═════ Material to process

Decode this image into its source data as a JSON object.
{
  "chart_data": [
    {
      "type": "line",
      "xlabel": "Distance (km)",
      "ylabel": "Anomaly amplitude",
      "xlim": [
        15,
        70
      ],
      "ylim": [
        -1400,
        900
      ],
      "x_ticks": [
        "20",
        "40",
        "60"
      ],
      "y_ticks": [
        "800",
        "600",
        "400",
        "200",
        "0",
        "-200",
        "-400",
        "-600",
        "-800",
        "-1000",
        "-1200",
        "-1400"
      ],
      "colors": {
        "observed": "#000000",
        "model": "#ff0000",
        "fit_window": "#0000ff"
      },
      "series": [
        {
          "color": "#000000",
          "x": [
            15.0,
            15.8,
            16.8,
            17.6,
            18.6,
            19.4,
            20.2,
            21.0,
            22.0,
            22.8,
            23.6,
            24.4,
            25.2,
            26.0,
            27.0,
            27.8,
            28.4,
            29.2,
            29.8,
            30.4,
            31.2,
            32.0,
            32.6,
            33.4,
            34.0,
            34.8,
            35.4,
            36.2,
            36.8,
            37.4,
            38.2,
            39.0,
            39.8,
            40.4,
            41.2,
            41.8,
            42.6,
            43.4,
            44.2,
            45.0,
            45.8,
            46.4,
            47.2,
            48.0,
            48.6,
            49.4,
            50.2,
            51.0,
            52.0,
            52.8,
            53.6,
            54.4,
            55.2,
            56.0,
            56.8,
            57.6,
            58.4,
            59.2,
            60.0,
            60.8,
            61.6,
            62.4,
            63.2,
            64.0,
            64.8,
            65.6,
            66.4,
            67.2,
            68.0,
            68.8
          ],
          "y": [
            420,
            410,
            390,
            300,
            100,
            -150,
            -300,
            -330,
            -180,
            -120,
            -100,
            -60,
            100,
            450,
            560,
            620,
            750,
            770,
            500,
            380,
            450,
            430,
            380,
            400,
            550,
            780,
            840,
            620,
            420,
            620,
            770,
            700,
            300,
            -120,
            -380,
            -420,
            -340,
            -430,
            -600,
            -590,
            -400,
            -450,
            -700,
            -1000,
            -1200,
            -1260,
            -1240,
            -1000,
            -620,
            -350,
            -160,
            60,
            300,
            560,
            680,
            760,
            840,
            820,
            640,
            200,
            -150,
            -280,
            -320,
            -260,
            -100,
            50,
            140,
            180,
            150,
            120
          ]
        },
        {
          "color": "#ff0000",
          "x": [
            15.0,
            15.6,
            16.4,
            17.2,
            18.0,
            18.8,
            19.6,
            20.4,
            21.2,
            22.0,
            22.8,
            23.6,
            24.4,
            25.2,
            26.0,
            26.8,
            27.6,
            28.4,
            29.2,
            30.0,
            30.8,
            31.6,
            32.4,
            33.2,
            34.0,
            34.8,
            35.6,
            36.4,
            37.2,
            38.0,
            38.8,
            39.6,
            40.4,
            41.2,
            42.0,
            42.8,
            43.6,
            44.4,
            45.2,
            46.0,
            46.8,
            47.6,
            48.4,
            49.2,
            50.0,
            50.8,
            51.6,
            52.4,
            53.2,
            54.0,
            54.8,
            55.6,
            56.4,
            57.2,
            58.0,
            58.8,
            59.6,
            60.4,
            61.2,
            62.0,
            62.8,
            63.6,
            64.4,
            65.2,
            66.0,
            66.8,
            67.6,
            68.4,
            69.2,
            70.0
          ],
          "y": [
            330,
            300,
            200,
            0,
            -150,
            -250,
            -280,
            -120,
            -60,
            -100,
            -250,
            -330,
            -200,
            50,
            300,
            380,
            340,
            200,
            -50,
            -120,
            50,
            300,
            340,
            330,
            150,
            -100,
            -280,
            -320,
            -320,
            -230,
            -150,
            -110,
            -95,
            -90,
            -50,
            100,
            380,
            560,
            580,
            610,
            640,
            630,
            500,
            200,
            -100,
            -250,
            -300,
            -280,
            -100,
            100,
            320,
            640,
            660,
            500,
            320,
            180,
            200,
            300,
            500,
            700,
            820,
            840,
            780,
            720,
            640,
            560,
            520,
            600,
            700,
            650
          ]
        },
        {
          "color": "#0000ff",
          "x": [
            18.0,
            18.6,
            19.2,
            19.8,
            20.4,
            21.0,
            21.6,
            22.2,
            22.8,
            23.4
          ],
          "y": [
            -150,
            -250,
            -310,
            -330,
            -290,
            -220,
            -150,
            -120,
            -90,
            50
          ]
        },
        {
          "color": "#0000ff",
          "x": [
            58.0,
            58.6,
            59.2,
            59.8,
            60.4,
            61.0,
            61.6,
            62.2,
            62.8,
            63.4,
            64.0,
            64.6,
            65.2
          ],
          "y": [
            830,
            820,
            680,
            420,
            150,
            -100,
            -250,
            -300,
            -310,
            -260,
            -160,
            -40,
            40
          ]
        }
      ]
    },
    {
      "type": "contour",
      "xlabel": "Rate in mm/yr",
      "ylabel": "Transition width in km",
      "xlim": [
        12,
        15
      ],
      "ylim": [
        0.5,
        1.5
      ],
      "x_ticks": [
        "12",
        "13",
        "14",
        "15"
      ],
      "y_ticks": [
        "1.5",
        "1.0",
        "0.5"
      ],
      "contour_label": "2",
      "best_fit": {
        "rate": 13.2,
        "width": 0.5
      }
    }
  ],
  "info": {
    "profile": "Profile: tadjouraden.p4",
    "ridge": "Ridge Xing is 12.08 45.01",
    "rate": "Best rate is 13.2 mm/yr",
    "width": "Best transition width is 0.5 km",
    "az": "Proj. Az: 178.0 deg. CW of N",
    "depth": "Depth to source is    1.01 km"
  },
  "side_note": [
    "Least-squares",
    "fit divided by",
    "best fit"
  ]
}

══════════

## Work required
Copy every record exactly, with nothing added or dropped.

## Solution for this exercise
Decode this image into its source data as a JSON object.
{
  "chart_data": [
    {
      "type": "line",
      "xlabel": "Distance (km)",
      "ylabel": "Anomaly amplitude",
      "xlim": [
        15,
        70
      ],
      "ylim": [
        -1400,
        900
      ],
      "x_ticks": [
        "20",
        "40",
        "60"
      ],
      "y_ticks": [
        "800",
        "600",
        "400",
        "200",
        "0",
        "-200",
        "-400",
        "-600",
        "-800",
        "-1000",
        "-1200",
        "-1400"
      ],
      "colors": {
        "observed": "#000000",
        "model": "#ff0000",
        "fit_window": "#0000ff"
      },
      "series": [
        {
          "color": "#000000",
          "x": [
            15.0,
            15.8,
            16.8,
            17.6,
            18.6,
            19.4,
            20.2,
            21.0,
            22.0,
            22.8,
            23.6,
            24.4,
            25.2,
            26.0,
            27.0,
            27.8,
            28.4,
            29.2,
            29.8,
            30.4,
            31.2,
            32.0,
            32.6,
            33.4,
            34.0,
            34.8,
            35.4,
            36.2,
            36.8,
            37.4,
            38.2,
            39.0,
            39.8,
            40.4,
            41.2,
            41.8,
            42.6,
            43.4,
            44.2,
            45.0,
            45.8,
            46.4,
            47.2,
            48.0,
            48.6,
            49.4,
            50.2,
            51.0,
            52.0,
            52.8,
            53.6,
            54.4,
            55.2,
            56.0,
            56.8,
            57.6,
            58.4,
            59.2,
            60.0,
            60.8,
            61.6,
            62.4,
            63.2,
            64.0,
            64.8,
            65.6,
            66.4,
            67.2,
            68.0,
            68.8
          ],
          "y": [
            420,
            410,
            390,
            300,
            100,
            -150,
            -300,
            -330,
            -180,
            -120,
            -100,
            -60,
            100,
            450,
            560,
            620,
            750,
            770,
            500,
            380,
            450,
            430,
            380,
            400,
            550,
            780,
            840,
            620,
            420,
            620,
            770,
            700,
            300,
            -120,
            -380,
            -420,
            -340,
            -430,
            -600,
            -590,
            -400,
            -450,
            -700,
            -1000,
            -1200,
            -1260,
            -1240,
            -1000,
            -620,
            -350,
            -160,
            60,
            300,
            560,
            680,
            760,
            840,
            820,
            640,
            200,
            -150,
            -280,
            -320,
            -260,
            -100,
            50,
            140,
            180,
            150,
            120
          ]
        },
        {
          "color": "#ff0000",
          "x": [
            15.0,
            15.6,
            16.4,
            17.2,
            18.0,
            18.8,
            19.6,
            20.4,
            21.2,
            22.0,
            22.8,
            23.6,
            24.4,
            25.2,
            26.0,
            26.8,
            27.6,
            28.4,
            29.2,
            30.0,
            30.8,
            31.6,
            32.4,
            33.2,
            34.0,
            34.8,
            35.6,
            36.4,
            37.2,
            38.0,
            38.8,
            39.6,
            40.4,
            41.2,
            42.0,
            42.8,
            43.6,
            44.4,
            45.2,
            46.0,
            46.8,
            47.6,
            48.4,
            49.2,
            50.0,
            50.8,
            51.6,
            52.4,
            53.2,
            54.0,
            54.8,
            55.6,
            56.4,
            57.2,
            58.0,
            58.8,
            59.6,
            60.4,
            61.2,
            62.0,
            62.8,
            63.6,
            64.4,
            65.2,
            66.0,
            66.8,
            67.6,
            68.4,
            69.2,
            70.0
          ],
          "y": [
            330,
            300,
            200,
            0,
            -150,
            -250,
            -280,
            -120,
            -60,
            -100,
            -250,
            -330,
            -200,
            50,
            300,
            380,
            340,
            200,
            -50,
            -120,
            50,
            300,
            340,
            330,
            150,
            -100,
            -280,
            -320,
            -320,
            -230,
            -150,
            -110,
            -95,
            -90,
            -50,
            100,
            380,
            560,
            580,
            610,
            640,
            630,
            500,
            200,
            -100,
            -250,
            -300,
            -280,
            -100,
            100,
            320,
            640,
            660,
            500,
            320,
            180,
            200,
            300,
            500,
            700,
            820,
            840,
            780,
            720,
            640,
            560,
            520,
            600,
            700,
            650
          ]
        },
        {
          "color": "#0000ff",
          "x": [
            18.0,
            18.6,
            19.2,
            19.8,
            20.4,
            21.0,
            21.6,
            22.2,
            22.8,
            23.4
          ],
          "y": [
            -150,
            -250,
            -310,
            -330,
            -290,
            -220,
            -150,
            -120,
            -90,
            50
          ]
        },
        {
          "color": "#0000ff",
          "x": [
            58.0,
            58.6,
            59.2,
            59.8,
            60.4,
            61.0,
            61.6,
            62.2,
            62.8,
            63.4,
            64.0,
            64.6,
            65.2
          ],
          "y": [
            830,
            820,
            680,
            420,
            150,
            -100,
            -250,
            -300,
            -310,
            -260,
            -160,
            -40,
            40
          ]
        }
      ]
    },
    {
      "type": "contour",
      "xlabel": "Rate in mm/yr",
      "ylabel": "Transition width in km",
      "xlim": [
        12,
        15
      ],
      "ylim": [
        0.5,
        1.5
      ],
      "x_ticks": [
        "12",
        "13",
        "14",
        "15"
      ],
      "y_ticks": [
        "1.5",
        "1.0",
        "0.5"
      ],
      "contour_label": "2",
      "best_fit": {
        "rate": 13.2,
        "width": 0.5
      }
    }
  ],
  "info": {
    "profile": "Profile: tadjouraden.p4",
    "ridge": "Ridge Xing is 12.08 45.01",
    "rate": "Best rate is 13.2 mm/yr",
    "width": "Best transition width is 0.5 km",
    "az": "Proj. Az: 178.0 deg. CW of N",
    "depth": "Depth to source is    1.01 km"
  },
  "side_note": [
    "Least-squares",
    "fit divided by",
    "best fit"
  ]
}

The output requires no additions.